EXERCISE MATERIAL:
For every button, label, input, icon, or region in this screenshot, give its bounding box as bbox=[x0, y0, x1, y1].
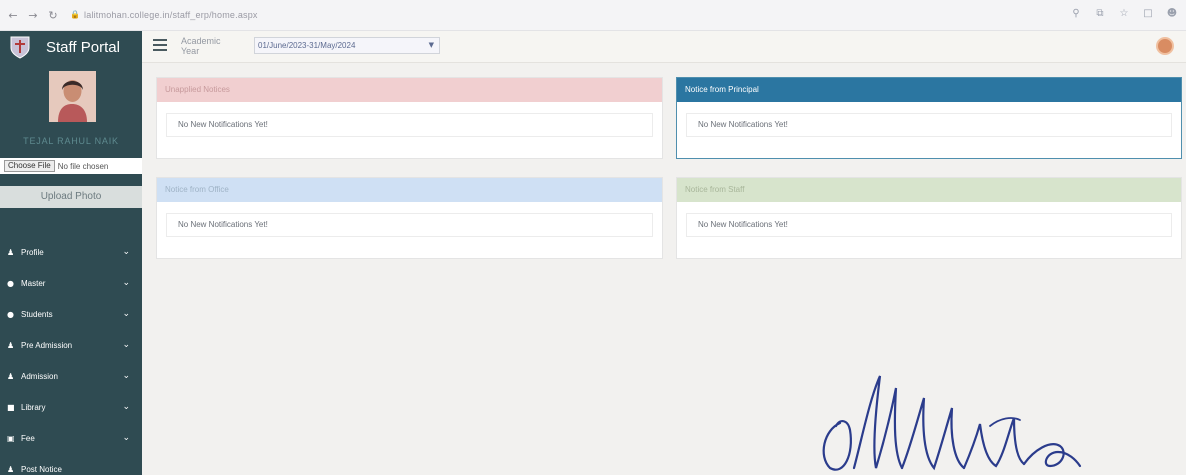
file-status-text: No file chosen bbox=[57, 161, 109, 171]
sidebar-item-label: Post Notice bbox=[21, 465, 62, 474]
academic-year-select[interactable]: 01/June/2023-31/May/2024 ▼ bbox=[254, 37, 440, 54]
forward-icon[interactable]: → bbox=[26, 8, 40, 22]
office-notice-panel: Notice from Office No New Notifications … bbox=[156, 177, 663, 259]
sidebar-item-fee[interactable]: ▣ Fee ⌄ bbox=[0, 423, 142, 454]
sidebar-title: Staff Portal bbox=[46, 39, 120, 56]
sidebar-item-label: Library bbox=[21, 403, 46, 412]
address-bar[interactable]: 🔒 lalitmohan.college.in/staff_erp/home.a… bbox=[70, 5, 1070, 25]
sidebar-item-library[interactable]: ■ Library ⌄ bbox=[0, 392, 142, 423]
top-header: Academic Year 01/June/2023-31/May/2024 ▼ bbox=[142, 31, 1186, 63]
staff-notice-panel: Notice from Staff No New Notifications Y… bbox=[676, 177, 1182, 259]
sidebar-item-admission[interactable]: ♟ Admission ⌄ bbox=[0, 361, 142, 392]
college-logo-icon bbox=[10, 36, 30, 59]
chevron-down-icon: ⌄ bbox=[122, 402, 130, 412]
unapplied-notices-panel: Unapplied Notices No New Notifications Y… bbox=[156, 77, 663, 159]
share-icon[interactable]: ⧉ bbox=[1094, 8, 1106, 22]
key-icon[interactable]: ⚲ bbox=[1070, 8, 1082, 22]
chevron-down-icon: ⌄ bbox=[122, 309, 130, 319]
chevron-down-icon: ⌄ bbox=[122, 433, 130, 443]
sidebar-item-students[interactable]: ● Students ⌄ bbox=[0, 299, 142, 330]
lock-icon: 🔒 bbox=[70, 10, 80, 19]
sidebar-item-label: Master bbox=[21, 279, 46, 288]
users-icon: ♟ bbox=[7, 465, 15, 474]
chevron-down-icon: ⌄ bbox=[122, 247, 130, 257]
browser-toolbar: ← → ↻ 🔒 lalitmohan.college.in/staff_erp/… bbox=[0, 0, 1186, 31]
browser-actions: ⚲ ⧉ ☆ □ ☻ bbox=[1070, 8, 1178, 22]
upload-photo-button[interactable]: Upload Photo bbox=[0, 186, 142, 208]
panel-message: No New Notifications Yet! bbox=[166, 113, 653, 137]
chevron-down-icon: ⌄ bbox=[122, 340, 130, 350]
dot-icon: ● bbox=[7, 310, 14, 319]
photo-file-input[interactable]: Choose File No file chosen bbox=[0, 158, 142, 174]
sidebar-item-post-notice[interactable]: ♟ Post Notice bbox=[0, 454, 142, 475]
chevron-down-icon: ▼ bbox=[428, 41, 434, 49]
sidebar-menu: ♟ Profile ⌄ ● Master ⌄ ● Students ⌄ ♟ Pr… bbox=[0, 237, 142, 475]
academic-year-label: Academic Year bbox=[181, 36, 221, 56]
fee-icon: ▣ bbox=[7, 434, 15, 443]
chevron-down-icon: ⌄ bbox=[122, 371, 130, 381]
book-icon: ■ bbox=[7, 403, 15, 412]
users-icon: ♟ bbox=[7, 341, 15, 350]
sidebar-item-pre-admission[interactable]: ♟ Pre Admission ⌄ bbox=[0, 330, 142, 361]
academic-year-value: 01/June/2023-31/May/2024 bbox=[258, 41, 356, 50]
panel-message: No New Notifications Yet! bbox=[686, 113, 1172, 137]
sidebar-item-label: Fee bbox=[21, 434, 35, 443]
sidebar-item-label: Profile bbox=[21, 248, 44, 257]
reload-icon[interactable]: ↻ bbox=[46, 8, 60, 22]
url-text: lalitmohan.college.in/staff_erp/home.asp… bbox=[84, 10, 258, 20]
panel-title: Unapplied Notices bbox=[157, 78, 662, 102]
choose-file-button[interactable]: Choose File bbox=[4, 160, 55, 172]
account-icon[interactable]: ☻ bbox=[1166, 8, 1178, 22]
panel-message: No New Notifications Yet! bbox=[686, 213, 1172, 237]
sidebar-item-label: Pre Admission bbox=[21, 341, 73, 350]
sidebar-item-master[interactable]: ● Master ⌄ bbox=[0, 268, 142, 299]
panel-title: Notice from Staff bbox=[677, 178, 1181, 202]
user-avatar[interactable] bbox=[1156, 37, 1174, 55]
sidebar: Staff Portal TEJAL RAHUL NAIK Choose Fil… bbox=[0, 31, 142, 475]
users-icon: ♟ bbox=[7, 372, 15, 381]
principal-notice-panel: Notice from Principal No New Notificatio… bbox=[676, 77, 1182, 159]
panel-message: No New Notifications Yet! bbox=[166, 213, 653, 237]
profile-name: TEJAL RAHUL NAIK bbox=[23, 136, 119, 146]
panel-title: Notice from Office bbox=[157, 178, 662, 202]
chevron-down-icon: ⌄ bbox=[122, 278, 130, 288]
back-icon[interactable]: ← bbox=[6, 8, 20, 22]
brand[interactable]: Staff Portal bbox=[0, 31, 142, 63]
menu-toggle-icon[interactable] bbox=[153, 39, 167, 53]
star-icon[interactable]: ☆ bbox=[1118, 8, 1130, 22]
sidebar-item-label: Admission bbox=[21, 372, 58, 381]
tab-icon[interactable]: □ bbox=[1142, 8, 1154, 22]
panel-title: Notice from Principal bbox=[677, 78, 1181, 102]
profile-card: TEJAL RAHUL NAIK bbox=[0, 63, 142, 157]
dot-icon: ● bbox=[7, 279, 14, 288]
handwritten-signature bbox=[822, 375, 1082, 471]
users-icon: ♟ bbox=[7, 248, 15, 257]
sidebar-item-label: Students bbox=[21, 310, 53, 319]
sidebar-item-profile[interactable]: ♟ Profile ⌄ bbox=[0, 237, 142, 268]
profile-photo bbox=[49, 71, 96, 122]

WHAT THE TASK ASKS:
Report how many lines of the data above contain the string "title". Give only the number.

SOLUTION TO THE EXERCISE:
5